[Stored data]
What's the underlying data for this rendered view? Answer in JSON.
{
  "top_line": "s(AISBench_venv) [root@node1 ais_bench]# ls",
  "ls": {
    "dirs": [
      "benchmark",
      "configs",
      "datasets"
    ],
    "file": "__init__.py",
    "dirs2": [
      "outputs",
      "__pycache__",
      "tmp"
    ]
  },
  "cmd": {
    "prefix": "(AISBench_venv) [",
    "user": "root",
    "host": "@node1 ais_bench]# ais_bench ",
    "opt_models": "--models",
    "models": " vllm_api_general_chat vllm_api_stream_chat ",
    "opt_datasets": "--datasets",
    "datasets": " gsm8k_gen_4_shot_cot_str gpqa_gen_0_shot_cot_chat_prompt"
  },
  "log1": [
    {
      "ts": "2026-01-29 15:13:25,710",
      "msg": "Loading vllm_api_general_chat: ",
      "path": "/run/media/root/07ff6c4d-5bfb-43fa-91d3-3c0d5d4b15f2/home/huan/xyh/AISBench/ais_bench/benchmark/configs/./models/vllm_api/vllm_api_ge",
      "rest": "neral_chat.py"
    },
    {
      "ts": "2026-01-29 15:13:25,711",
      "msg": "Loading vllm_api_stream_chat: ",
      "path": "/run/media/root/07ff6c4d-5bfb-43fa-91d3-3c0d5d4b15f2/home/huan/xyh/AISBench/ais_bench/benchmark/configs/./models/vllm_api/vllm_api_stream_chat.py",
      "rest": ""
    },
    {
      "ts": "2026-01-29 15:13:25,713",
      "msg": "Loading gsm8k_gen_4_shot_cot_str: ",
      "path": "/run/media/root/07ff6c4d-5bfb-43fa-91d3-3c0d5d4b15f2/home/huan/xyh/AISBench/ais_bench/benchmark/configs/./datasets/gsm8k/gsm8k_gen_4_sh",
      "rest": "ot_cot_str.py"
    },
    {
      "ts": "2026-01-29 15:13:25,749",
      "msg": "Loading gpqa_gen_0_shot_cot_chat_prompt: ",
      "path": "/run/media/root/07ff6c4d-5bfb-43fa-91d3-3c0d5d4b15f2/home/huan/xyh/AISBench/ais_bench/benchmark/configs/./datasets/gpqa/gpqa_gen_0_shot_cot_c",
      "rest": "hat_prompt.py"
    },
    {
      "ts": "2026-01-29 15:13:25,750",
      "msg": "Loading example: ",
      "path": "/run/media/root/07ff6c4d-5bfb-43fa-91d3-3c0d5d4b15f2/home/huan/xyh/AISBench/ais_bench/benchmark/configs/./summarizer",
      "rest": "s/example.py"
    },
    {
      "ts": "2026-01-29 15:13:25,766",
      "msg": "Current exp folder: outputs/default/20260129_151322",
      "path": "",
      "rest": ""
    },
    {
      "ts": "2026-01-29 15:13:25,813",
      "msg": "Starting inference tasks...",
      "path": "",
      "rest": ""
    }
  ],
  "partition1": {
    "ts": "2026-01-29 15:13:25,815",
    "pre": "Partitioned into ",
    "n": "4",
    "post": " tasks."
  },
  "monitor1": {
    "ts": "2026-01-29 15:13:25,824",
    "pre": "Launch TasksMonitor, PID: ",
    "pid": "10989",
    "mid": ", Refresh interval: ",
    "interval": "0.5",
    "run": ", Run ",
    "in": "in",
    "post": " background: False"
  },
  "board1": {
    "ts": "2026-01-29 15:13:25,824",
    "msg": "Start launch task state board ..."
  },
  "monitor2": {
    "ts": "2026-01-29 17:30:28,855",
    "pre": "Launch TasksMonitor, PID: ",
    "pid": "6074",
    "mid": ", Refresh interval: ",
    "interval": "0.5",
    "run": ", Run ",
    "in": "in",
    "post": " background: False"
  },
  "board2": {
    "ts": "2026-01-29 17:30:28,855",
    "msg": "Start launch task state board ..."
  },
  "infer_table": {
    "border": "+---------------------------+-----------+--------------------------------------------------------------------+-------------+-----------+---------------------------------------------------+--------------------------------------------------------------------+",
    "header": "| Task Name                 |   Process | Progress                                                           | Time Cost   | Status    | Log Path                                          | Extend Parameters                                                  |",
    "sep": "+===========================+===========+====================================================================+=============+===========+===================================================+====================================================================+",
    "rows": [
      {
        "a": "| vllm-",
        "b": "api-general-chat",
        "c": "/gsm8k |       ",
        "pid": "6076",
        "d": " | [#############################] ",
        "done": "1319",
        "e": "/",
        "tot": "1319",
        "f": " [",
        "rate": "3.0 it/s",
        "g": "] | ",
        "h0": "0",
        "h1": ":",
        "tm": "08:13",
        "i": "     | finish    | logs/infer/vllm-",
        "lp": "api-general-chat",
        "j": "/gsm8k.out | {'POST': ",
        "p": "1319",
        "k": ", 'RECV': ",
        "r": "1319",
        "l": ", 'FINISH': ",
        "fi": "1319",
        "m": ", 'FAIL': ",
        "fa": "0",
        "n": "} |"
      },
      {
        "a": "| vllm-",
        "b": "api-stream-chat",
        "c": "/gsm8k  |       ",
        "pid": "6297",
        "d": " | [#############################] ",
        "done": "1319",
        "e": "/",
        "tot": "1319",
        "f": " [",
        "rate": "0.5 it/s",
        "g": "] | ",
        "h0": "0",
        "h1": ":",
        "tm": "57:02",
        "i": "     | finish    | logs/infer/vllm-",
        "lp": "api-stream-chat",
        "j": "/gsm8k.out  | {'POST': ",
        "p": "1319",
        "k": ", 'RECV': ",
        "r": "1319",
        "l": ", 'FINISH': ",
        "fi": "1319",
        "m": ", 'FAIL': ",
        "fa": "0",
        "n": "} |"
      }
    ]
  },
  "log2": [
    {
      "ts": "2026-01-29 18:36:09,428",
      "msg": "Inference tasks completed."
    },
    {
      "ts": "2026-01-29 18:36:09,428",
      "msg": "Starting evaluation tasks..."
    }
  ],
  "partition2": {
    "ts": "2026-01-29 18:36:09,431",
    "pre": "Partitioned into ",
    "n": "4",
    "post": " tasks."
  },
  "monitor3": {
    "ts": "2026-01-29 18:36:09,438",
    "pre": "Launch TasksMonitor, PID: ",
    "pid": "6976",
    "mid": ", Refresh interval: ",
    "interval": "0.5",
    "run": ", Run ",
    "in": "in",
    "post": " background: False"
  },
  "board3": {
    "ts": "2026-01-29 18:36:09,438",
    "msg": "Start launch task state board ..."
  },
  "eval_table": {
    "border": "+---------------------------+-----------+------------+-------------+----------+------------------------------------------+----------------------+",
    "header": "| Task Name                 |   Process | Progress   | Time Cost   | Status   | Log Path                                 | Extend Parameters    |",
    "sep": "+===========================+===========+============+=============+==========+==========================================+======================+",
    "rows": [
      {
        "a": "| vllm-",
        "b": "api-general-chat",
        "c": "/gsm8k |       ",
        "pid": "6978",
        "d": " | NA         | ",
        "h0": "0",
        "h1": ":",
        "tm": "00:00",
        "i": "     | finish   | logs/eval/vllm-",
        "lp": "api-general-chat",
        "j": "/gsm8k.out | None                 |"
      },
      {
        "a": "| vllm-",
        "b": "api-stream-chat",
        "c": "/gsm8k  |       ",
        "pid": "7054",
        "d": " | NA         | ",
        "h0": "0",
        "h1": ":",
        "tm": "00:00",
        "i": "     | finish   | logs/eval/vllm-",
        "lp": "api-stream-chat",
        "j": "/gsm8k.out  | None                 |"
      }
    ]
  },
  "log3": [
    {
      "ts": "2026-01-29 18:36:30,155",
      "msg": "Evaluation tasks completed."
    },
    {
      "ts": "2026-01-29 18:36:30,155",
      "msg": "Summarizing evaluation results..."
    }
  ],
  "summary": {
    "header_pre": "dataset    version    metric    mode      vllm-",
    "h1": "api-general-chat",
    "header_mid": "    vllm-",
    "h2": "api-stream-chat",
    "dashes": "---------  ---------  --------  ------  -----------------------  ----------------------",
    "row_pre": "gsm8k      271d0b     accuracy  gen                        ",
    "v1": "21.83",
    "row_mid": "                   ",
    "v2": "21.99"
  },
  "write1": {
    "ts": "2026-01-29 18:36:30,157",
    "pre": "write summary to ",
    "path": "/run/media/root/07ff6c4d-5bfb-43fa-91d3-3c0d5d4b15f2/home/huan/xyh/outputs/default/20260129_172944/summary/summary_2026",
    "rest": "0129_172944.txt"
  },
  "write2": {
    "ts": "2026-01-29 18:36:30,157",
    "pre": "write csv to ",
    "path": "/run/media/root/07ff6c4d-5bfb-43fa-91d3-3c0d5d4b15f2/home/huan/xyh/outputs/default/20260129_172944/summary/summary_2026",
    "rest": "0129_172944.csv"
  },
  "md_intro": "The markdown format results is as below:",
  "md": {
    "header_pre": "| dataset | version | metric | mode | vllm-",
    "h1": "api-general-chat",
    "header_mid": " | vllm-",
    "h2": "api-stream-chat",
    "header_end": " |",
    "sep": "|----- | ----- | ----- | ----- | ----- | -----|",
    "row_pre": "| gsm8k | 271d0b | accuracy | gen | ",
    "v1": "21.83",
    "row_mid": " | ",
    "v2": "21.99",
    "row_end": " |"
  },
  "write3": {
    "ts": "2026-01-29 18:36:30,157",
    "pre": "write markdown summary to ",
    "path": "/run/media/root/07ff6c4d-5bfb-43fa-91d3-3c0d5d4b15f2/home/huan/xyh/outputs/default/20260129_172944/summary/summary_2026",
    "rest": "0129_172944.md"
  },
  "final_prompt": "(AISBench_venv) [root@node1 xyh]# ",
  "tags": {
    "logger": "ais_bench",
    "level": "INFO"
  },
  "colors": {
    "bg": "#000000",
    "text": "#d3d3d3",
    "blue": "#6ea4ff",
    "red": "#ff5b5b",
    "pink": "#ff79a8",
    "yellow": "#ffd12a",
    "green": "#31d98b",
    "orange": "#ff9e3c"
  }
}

TASK DIRECTIONS. Count how many lines hold the string "example" and give that number alone.

ANSWER TO THIS PROBLEM. 2